>> begin RAW DATA

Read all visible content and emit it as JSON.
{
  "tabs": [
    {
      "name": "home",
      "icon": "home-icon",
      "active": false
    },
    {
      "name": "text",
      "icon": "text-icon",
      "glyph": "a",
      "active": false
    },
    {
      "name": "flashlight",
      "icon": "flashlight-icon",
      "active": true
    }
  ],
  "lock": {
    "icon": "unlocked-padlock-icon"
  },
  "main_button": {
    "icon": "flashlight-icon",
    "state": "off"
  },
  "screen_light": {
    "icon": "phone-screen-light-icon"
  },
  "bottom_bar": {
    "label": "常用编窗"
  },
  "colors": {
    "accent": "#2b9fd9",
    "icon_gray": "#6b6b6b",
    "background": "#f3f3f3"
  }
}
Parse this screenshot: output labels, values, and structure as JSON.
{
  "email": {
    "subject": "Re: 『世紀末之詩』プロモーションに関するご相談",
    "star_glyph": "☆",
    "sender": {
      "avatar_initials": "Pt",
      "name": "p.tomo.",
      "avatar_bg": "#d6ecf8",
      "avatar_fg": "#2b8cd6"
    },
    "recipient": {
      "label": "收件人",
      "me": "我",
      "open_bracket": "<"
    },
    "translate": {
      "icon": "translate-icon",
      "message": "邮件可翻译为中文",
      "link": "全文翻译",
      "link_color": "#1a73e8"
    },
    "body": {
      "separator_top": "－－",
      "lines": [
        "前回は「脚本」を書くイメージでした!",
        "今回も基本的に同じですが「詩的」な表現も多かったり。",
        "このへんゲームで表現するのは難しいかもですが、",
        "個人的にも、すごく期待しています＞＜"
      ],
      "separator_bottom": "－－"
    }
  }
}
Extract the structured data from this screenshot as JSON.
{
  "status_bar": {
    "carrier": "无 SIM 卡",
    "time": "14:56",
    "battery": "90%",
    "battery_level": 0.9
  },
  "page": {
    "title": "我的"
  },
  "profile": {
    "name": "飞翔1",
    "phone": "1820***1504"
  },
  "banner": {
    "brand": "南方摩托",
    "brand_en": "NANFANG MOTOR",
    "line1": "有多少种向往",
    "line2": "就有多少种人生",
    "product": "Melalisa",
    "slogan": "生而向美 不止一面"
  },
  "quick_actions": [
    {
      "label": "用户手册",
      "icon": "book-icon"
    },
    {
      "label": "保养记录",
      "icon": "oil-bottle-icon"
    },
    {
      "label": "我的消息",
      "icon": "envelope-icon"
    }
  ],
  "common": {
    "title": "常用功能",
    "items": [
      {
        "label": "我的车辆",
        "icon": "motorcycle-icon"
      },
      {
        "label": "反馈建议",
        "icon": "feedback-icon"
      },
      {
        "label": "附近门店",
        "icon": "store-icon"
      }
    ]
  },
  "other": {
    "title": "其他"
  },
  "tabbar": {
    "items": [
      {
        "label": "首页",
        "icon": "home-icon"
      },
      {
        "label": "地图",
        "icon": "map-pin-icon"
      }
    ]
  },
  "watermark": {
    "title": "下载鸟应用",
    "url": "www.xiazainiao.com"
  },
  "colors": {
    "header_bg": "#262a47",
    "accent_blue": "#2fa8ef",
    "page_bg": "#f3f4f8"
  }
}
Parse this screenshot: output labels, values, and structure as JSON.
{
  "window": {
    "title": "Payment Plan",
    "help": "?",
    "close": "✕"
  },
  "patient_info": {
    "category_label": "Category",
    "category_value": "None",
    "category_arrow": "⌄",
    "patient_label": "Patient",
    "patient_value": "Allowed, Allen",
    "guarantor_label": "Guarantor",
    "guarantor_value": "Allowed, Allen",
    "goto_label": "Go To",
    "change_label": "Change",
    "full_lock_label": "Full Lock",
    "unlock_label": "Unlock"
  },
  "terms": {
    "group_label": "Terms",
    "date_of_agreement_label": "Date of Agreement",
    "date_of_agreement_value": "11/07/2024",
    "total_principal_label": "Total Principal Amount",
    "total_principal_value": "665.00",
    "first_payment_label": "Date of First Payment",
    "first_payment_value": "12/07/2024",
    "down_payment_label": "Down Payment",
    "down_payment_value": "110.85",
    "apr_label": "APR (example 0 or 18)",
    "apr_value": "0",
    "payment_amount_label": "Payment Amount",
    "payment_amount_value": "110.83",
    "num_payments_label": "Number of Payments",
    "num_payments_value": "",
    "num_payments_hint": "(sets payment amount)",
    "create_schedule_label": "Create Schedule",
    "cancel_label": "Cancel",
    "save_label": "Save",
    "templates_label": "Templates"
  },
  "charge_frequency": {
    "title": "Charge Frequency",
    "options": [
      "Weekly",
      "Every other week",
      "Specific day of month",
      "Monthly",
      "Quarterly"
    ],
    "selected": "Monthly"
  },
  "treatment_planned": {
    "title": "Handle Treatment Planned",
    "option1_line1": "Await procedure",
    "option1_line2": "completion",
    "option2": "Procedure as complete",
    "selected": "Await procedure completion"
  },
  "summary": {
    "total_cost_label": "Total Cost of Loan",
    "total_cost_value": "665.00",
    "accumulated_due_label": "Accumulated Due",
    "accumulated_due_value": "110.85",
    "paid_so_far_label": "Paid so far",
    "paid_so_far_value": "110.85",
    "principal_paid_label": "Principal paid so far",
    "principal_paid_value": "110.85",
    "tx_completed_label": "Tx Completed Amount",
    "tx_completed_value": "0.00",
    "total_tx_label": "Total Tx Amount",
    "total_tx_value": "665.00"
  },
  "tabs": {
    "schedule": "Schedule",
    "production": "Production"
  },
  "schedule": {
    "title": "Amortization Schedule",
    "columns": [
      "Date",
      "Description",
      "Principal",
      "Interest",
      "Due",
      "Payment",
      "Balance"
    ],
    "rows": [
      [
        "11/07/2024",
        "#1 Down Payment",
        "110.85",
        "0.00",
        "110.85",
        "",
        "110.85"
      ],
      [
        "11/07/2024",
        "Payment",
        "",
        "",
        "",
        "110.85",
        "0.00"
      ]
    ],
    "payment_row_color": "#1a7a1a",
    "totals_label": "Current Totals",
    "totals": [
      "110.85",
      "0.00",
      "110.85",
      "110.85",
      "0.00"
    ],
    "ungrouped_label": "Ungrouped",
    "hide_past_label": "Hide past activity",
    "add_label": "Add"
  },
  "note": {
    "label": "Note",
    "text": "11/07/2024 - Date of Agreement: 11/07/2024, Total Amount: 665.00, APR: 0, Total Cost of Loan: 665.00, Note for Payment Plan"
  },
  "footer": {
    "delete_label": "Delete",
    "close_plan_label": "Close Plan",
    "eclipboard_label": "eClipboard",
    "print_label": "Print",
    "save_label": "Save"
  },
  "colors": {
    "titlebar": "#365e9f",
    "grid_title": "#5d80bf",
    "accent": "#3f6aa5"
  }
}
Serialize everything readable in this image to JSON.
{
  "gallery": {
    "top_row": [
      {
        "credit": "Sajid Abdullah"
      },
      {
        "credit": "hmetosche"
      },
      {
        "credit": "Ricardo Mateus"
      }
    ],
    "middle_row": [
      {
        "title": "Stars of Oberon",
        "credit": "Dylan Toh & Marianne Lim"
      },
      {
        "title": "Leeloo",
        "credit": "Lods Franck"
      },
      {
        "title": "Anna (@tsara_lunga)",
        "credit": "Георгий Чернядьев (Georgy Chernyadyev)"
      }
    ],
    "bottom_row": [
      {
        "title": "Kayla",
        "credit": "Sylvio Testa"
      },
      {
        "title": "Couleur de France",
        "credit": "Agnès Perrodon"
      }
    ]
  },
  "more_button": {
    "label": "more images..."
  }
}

>> end RAW DATA

Repeat the entries above exactly, leaving nothing out.

Read all visible content and emit it as JSON.
{
  "tabs": [
    {
      "name": "home",
      "icon": "home-icon",
      "active": false
    },
    {
      "name": "text",
      "icon": "text-icon",
      "glyph": "a",
      "active": false
    },
    {
      "name": "flashlight",
      "icon": "flashlight-icon",
      "active": true
    }
  ],
  "lock": {
    "icon": "unlocked-padlock-icon"
  },
  "main_button": {
    "icon": "flashlight-icon",
    "state": "off"
  },
  "screen_light": {
    "icon": "phone-screen-light-icon"
  },
  "bottom_bar": {
    "label": "常用编窗"
  },
  "colors": {
    "accent": "#2b9fd9",
    "icon_gray": "#6b6b6b",
    "background": "#f3f3f3"
  }
}
Parse this screenshot: output labels, values, and structure as JSON.
{
  "email": {
    "subject": "Re: 『世紀末之詩』プロモーションに関するご相談",
    "star_glyph": "☆",
    "sender": {
      "avatar_initials": "Pt",
      "name": "p.tomo.",
      "avatar_bg": "#d6ecf8",
      "avatar_fg": "#2b8cd6"
    },
    "recipient": {
      "label": "收件人",
      "me": "我",
      "open_bracket": "<"
    },
    "translate": {
      "icon": "translate-icon",
      "message": "邮件可翻译为中文",
      "link": "全文翻译",
      "link_color": "#1a73e8"
    },
    "body": {
      "separator_top": "－－",
      "lines": [
        "前回は「脚本」を書くイメージでした!",
        "今回も基本的に同じですが「詩的」な表現も多かったり。",
        "このへんゲームで表現するのは難しいかもですが、",
        "個人的にも、すごく期待しています＞＜"
      ],
      "separator_bottom": "－－"
    }
  }
}
Extract the structured data from this screenshot as JSON.
{
  "status_bar": {
    "carrier": "无 SIM 卡",
    "time": "14:56",
    "battery": "90%",
    "battery_level": 0.9
  },
  "page": {
    "title": "我的"
  },
  "profile": {
    "name": "飞翔1",
    "phone": "1820***1504"
  },
  "banner": {
    "brand": "南方摩托",
    "brand_en": "NANFANG MOTOR",
    "line1": "有多少种向往",
    "line2": "就有多少种人生",
    "product": "Melalisa",
    "slogan": "生而向美 不止一面"
  },
  "quick_actions": [
    {
      "label": "用户手册",
      "icon": "book-icon"
    },
    {
      "label": "保养记录",
      "icon": "oil-bottle-icon"
    },
    {
      "label": "我的消息",
      "icon": "envelope-icon"
    }
  ],
  "common": {
    "title": "常用功能",
    "items": [
      {
        "label": "我的车辆",
        "icon": "motorcycle-icon"
      },
      {
        "label": "反馈建议",
        "icon": "feedback-icon"
      },
      {
        "label": "附近门店",
        "icon": "store-icon"
      }
    ]
  },
  "other": {
    "title": "其他"
  },
  "tabbar": {
    "items": [
      {
        "label": "首页",
        "icon": "home-icon"
      },
      {
        "label": "地图",
        "icon": "map-pin-icon"
      }
    ]
  },
  "watermark": {
    "title": "下载鸟应用",
    "url": "www.xiazainiao.com"
  },
  "colors": {
    "header_bg": "#262a47",
    "accent_blue": "#2fa8ef",
    "page_bg": "#f3f4f8"
  }
}
Parse this screenshot: output labels, values, and structure as JSON.
{
  "window": {
    "title": "Payment Plan",
    "help": "?",
    "close": "✕"
  },
  "patient_info": {
    "category_label": "Category",
    "category_value": "None",
    "category_arrow": "⌄",
    "patient_label": "Patient",
    "patient_value": "Allowed, Allen",
    "guarantor_label": "Guarantor",
    "guarantor_value": "Allowed, Allen",
    "goto_label": "Go To",
    "change_label": "Change",
    "full_lock_label": "Full Lock",
    "unlock_label": "Unlock"
  },
  "terms": {
    "group_label": "Terms",
    "date_of_agreement_label": "Date of Agreement",
    "date_of_agreement_value": "11/07/2024",
    "total_principal_label": "Total Principal Amount",
    "total_principal_value": "665.00",
    "first_payment_label": "Date of First Payment",
    "first_payment_value": "12/07/2024",
    "down_payment_label": "Down Payment",
    "down_payment_value": "110.85",
    "apr_label": "APR (example 0 or 18)",
    "apr_value": "0",
    "payment_amount_label": "Payment Amount",
    "payment_amount_value": "110.83",
    "num_payments_label": "Number of Payments",
    "num_payments_value": "",
    "num_payments_hint": "(sets payment amount)",
    "create_schedule_label": "Create Schedule",
    "cancel_label": "Cancel",
    "save_label": "Save",
    "templates_label": "Templates"
  },
  "charge_frequency": {
    "title": "Charge Frequency",
    "options": [
      "Weekly",
      "Every other week",
      "Specific day of month",
      "Monthly",
      "Quarterly"
    ],
    "selected": "Monthly"
  },
  "treatment_planned": {
    "title": "Handle Treatment Planned",
    "option1_line1": "Await procedure",
    "option1_line2": "completion",
    "option2": "Procedure as complete",
    "selected": "Await procedure completion"
  },
  "summary": {
    "total_cost_label": "Total Cost of Loan",
    "total_cost_value": "665.00",
    "accumulated_due_label": "Accumulated Due",
    "accumulated_due_value": "110.85",
    "paid_so_far_label": "Paid so far",
    "paid_so_far_value": "110.85",
    "principal_paid_label": "Principal paid so far",
    "principal_paid_value": "110.85",
    "tx_completed_label": "Tx Completed Amount",
    "tx_completed_value": "0.00",
    "total_tx_label": "Total Tx Amount",
    "total_tx_value": "665.00"
  },
  "tabs": {
    "schedule": "Schedule",
    "production": "Production"
  },
  "schedule": {
    "title": "Amortization Schedule",
    "columns": [
      "Date",
      "Description",
      "Principal",
      "Interest",
      "Due",
      "Payment",
      "Balance"
    ],
    "rows": [
      [
        "11/07/2024",
        "#1 Down Payment",
        "110.85",
        "0.00",
        "110.85",
        "",
        "110.85"
      ],
      [
        "11/07/2024",
        "Payment",
        "",
        "",
        "",
        "110.85",
        "0.00"
      ]
    ],
    "payment_row_color": "#1a7a1a",
    "totals_label": "Current Totals",
    "totals": [
      "110.85",
      "0.00",
      "110.85",
      "110.85",
      "0.00"
    ],
    "ungrouped_label": "Ungrouped",
    "hide_past_label": "Hide past activity",
    "add_label": "Add"
  },
  "note": {
    "label": "Note",
    "text": "11/07/2024 - Date of Agreement: 11/07/2024, Total Amount: 665.00, APR: 0, Total Cost of Loan: 665.00, Note for Payment Plan"
  },
  "footer": {
    "delete_label": "Delete",
    "close_plan_label": "Close Plan",
    "eclipboard_label": "eClipboard",
    "print_label": "Print",
    "save_label": "Save"
  },
  "colors": {
    "titlebar": "#365e9f",
    "grid_title": "#5d80bf",
    "accent": "#3f6aa5"
  }
}
Serialize everything readable in this image to JSON.
{
  "gallery": {
    "top_row": [
      {
        "credit": "Sajid Abdullah"
      },
      {
        "credit": "hmetosche"
      },
      {
        "credit": "Ricardo Mateus"
      }
    ],
    "middle_row": [
      {
        "title": "Stars of Oberon",
        "credit": "Dylan Toh & Marianne Lim"
      },
      {
        "title": "Leeloo",
        "credit": "Lods Franck"
      },
      {
        "title": "Anna (@tsara_lunga)",
        "credit": "Георгий Чернядьев (Georgy Chernyadyev)"
      }
    ],
    "bottom_row": [
      {
        "title": "Kayla",
        "credit": "Sylvio Testa"
      },
      {
        "title": "Couleur de France",
        "credit": "Agnès Perrodon"
      }
    ]
  },
  "more_button": {
    "label": "more images..."
  }
}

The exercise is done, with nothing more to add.